HOW TO COMPLETE THIS TASK: Each line in the entries below that holds the string "JSON" is to be listed.

=== GIVEN INFORMATION ===

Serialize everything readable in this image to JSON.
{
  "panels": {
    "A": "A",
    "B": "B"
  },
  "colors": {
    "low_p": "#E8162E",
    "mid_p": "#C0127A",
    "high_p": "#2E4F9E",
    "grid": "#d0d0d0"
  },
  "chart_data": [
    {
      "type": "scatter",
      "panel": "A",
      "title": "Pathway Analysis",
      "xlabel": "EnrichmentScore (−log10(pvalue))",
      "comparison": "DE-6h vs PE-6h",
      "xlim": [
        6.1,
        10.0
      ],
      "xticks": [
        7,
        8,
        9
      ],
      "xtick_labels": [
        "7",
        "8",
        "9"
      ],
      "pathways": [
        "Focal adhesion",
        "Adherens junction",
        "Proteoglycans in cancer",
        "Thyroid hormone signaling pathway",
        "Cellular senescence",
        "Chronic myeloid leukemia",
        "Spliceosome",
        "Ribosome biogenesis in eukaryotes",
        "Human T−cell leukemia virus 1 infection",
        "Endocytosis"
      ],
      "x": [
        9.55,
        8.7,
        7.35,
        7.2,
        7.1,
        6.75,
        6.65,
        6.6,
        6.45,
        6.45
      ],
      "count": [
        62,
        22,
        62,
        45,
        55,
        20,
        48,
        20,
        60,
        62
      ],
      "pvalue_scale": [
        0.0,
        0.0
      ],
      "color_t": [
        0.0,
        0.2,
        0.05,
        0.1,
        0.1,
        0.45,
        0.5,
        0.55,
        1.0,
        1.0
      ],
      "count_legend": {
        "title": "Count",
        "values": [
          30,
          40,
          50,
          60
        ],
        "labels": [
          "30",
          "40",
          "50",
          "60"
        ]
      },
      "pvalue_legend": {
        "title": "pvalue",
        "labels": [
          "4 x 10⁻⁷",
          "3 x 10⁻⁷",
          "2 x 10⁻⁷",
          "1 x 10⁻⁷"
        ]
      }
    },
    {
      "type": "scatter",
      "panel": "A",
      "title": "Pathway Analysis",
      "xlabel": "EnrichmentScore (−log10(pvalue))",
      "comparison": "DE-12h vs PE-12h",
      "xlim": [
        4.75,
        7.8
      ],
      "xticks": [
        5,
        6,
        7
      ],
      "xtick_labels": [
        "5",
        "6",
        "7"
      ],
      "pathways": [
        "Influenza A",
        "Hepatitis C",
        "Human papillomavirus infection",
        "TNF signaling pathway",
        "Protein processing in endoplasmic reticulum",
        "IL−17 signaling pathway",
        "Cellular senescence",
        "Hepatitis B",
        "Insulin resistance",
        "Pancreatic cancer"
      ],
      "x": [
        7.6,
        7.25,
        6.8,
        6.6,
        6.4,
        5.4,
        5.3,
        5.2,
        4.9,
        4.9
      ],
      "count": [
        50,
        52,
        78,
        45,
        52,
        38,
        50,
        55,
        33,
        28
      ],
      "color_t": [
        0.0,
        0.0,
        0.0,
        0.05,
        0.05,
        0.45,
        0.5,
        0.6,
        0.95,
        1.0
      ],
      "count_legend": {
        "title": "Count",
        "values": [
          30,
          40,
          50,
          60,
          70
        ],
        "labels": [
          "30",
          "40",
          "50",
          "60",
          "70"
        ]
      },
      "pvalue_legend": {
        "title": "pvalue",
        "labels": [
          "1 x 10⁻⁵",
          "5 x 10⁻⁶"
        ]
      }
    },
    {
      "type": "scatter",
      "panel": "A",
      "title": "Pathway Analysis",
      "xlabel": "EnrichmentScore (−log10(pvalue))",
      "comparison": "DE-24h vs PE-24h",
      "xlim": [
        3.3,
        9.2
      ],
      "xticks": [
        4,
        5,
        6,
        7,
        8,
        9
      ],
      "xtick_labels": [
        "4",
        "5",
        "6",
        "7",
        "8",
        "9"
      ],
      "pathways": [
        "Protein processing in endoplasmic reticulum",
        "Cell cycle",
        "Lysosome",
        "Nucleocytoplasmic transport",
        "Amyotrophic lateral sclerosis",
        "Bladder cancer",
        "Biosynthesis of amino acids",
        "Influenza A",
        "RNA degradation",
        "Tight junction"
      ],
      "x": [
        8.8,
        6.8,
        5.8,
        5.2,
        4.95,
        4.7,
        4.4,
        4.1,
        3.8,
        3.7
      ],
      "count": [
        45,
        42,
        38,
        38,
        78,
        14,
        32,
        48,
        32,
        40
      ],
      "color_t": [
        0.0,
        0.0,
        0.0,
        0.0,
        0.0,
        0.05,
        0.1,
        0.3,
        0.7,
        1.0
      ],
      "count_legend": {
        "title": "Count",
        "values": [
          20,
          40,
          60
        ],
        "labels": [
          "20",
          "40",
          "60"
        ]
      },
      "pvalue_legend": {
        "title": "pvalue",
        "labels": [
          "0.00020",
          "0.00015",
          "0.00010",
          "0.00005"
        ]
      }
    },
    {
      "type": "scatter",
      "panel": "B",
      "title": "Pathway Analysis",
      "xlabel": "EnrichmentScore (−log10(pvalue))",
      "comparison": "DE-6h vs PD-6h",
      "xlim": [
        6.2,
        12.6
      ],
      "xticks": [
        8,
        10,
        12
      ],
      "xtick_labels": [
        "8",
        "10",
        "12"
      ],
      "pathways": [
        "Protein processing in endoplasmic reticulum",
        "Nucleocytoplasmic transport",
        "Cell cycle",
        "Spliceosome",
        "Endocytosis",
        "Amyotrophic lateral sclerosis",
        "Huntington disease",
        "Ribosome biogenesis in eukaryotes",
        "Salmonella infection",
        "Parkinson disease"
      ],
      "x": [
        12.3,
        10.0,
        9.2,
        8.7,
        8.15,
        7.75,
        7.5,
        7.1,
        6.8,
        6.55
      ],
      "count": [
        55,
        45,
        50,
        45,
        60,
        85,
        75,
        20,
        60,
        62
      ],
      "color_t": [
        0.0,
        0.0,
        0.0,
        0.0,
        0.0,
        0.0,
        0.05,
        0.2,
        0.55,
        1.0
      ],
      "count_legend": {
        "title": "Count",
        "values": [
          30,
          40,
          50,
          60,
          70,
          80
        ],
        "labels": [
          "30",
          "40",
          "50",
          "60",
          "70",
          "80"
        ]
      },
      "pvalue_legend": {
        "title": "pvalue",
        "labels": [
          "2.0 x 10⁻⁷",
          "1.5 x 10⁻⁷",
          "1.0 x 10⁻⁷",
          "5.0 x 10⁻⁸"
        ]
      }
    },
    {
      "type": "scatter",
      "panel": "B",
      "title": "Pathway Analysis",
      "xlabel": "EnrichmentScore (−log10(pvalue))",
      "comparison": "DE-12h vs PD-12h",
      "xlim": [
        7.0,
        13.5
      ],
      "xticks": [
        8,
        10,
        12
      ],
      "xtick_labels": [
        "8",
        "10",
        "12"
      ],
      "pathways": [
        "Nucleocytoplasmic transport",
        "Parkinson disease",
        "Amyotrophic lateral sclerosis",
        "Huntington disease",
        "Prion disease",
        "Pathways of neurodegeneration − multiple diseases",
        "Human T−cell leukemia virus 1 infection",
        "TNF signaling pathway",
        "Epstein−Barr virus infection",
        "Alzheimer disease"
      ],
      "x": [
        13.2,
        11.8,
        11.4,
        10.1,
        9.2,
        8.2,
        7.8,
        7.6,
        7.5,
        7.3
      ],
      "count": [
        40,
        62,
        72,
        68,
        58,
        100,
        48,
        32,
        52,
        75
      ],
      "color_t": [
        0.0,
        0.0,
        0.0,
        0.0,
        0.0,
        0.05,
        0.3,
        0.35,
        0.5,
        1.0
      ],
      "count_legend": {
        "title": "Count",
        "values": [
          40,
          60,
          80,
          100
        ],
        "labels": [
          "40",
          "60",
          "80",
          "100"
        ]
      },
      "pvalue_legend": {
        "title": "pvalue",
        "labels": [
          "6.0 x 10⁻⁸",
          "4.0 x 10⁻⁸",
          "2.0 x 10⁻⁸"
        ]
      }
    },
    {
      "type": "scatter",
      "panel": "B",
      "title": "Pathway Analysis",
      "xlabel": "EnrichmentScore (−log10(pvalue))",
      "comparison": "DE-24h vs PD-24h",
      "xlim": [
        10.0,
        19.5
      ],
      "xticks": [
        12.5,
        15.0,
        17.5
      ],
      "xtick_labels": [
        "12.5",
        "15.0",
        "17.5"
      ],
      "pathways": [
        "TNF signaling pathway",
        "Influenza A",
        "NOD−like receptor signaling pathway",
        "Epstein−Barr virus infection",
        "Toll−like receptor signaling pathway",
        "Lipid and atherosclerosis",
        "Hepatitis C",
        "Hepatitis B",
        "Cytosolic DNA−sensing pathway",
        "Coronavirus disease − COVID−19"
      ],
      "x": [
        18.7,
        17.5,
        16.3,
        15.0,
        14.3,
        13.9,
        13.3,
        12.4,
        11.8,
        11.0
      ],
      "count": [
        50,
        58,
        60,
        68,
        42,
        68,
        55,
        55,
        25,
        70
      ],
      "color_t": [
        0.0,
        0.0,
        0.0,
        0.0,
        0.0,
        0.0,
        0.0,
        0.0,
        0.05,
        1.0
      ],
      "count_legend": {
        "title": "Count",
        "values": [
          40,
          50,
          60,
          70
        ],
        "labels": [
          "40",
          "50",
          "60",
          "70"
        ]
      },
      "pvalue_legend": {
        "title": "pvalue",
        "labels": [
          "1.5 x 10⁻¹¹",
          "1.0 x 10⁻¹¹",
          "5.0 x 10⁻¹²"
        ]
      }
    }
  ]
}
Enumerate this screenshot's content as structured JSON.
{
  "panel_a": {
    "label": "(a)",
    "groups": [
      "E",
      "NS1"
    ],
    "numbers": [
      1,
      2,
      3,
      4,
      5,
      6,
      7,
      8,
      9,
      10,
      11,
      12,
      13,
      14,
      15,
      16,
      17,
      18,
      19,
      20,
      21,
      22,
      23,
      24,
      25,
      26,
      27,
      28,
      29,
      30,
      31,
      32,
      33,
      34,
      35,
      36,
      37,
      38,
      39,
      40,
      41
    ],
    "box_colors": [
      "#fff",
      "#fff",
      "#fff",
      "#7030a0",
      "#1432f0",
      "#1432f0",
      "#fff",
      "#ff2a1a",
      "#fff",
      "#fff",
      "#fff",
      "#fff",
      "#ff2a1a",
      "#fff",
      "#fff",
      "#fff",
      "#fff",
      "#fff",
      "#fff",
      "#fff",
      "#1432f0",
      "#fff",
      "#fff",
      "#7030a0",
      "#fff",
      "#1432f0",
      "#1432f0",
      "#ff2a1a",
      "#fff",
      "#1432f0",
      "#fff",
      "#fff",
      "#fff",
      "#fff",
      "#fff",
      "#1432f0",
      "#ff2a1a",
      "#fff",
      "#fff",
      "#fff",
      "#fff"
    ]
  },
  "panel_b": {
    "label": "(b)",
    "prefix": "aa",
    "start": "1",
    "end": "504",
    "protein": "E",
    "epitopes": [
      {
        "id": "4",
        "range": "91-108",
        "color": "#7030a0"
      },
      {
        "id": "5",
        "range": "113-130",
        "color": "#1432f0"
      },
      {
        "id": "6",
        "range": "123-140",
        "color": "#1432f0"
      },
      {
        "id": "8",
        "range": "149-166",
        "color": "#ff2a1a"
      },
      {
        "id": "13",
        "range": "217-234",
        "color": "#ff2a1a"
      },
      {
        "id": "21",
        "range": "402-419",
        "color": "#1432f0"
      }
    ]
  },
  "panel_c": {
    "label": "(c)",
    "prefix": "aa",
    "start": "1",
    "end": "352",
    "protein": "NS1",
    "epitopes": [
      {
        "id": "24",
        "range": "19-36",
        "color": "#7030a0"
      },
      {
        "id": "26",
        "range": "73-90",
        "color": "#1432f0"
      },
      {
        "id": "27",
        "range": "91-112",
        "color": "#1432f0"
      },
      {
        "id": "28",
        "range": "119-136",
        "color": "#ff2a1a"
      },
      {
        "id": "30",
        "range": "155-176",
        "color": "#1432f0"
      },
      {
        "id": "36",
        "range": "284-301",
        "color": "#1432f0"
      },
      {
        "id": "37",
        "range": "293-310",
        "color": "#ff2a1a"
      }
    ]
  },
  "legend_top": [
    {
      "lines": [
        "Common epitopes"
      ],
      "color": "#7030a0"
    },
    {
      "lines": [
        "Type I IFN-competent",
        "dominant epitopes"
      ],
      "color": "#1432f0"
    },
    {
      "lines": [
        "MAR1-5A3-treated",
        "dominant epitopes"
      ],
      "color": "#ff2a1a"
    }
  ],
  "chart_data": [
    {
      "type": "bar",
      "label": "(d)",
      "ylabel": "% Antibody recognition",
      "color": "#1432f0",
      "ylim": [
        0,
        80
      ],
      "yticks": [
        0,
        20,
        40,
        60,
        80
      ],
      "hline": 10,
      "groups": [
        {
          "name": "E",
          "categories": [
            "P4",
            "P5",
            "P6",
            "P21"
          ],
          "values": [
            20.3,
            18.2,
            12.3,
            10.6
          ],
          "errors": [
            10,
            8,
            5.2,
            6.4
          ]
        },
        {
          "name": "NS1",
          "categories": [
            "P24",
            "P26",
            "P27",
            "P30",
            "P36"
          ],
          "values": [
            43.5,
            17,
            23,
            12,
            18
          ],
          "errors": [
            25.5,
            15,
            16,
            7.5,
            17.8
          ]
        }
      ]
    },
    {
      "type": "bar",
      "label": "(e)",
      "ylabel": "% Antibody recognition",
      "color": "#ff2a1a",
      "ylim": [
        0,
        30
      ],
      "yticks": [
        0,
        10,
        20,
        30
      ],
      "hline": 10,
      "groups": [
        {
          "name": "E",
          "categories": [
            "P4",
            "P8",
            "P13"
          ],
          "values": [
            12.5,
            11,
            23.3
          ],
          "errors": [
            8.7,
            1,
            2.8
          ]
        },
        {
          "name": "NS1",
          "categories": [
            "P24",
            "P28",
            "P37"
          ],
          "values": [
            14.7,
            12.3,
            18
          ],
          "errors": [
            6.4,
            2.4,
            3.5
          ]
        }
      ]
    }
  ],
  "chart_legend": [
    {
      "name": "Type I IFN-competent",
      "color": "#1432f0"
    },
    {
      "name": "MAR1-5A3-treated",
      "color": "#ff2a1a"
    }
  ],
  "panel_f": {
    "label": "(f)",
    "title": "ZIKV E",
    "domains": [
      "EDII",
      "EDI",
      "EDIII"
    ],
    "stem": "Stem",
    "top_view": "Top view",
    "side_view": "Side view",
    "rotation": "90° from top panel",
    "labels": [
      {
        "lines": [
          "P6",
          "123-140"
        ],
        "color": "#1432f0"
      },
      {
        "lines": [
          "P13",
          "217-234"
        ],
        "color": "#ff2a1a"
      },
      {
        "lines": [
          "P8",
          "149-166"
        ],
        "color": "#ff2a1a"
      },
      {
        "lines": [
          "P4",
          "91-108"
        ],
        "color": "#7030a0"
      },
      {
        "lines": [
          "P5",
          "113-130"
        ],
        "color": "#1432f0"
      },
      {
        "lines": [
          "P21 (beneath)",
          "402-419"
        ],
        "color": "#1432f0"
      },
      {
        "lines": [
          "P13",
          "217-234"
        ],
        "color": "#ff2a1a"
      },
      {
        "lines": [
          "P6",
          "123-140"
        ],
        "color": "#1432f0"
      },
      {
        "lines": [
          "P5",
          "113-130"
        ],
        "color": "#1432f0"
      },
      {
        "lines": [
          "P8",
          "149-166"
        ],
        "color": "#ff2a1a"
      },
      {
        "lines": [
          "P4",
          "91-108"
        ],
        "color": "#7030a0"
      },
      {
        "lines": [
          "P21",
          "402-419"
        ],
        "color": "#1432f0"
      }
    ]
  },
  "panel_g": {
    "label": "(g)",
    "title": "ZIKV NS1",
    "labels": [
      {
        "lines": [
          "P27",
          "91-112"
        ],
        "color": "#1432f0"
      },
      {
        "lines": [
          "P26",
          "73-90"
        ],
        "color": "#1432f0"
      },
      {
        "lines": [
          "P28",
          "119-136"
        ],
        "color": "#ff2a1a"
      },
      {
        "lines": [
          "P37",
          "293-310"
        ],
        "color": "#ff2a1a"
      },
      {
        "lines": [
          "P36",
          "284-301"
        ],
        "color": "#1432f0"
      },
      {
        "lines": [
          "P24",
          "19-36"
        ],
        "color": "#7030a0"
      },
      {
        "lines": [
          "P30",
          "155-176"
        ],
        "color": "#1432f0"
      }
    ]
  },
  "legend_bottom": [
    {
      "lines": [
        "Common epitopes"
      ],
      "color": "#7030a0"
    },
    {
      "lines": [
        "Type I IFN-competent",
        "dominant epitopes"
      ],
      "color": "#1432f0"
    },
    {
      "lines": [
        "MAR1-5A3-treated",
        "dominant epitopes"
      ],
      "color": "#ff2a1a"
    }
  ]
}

===

REPLY:
Serialize everything readable in this image to JSON.
Enumerate this screenshot's content as structured JSON.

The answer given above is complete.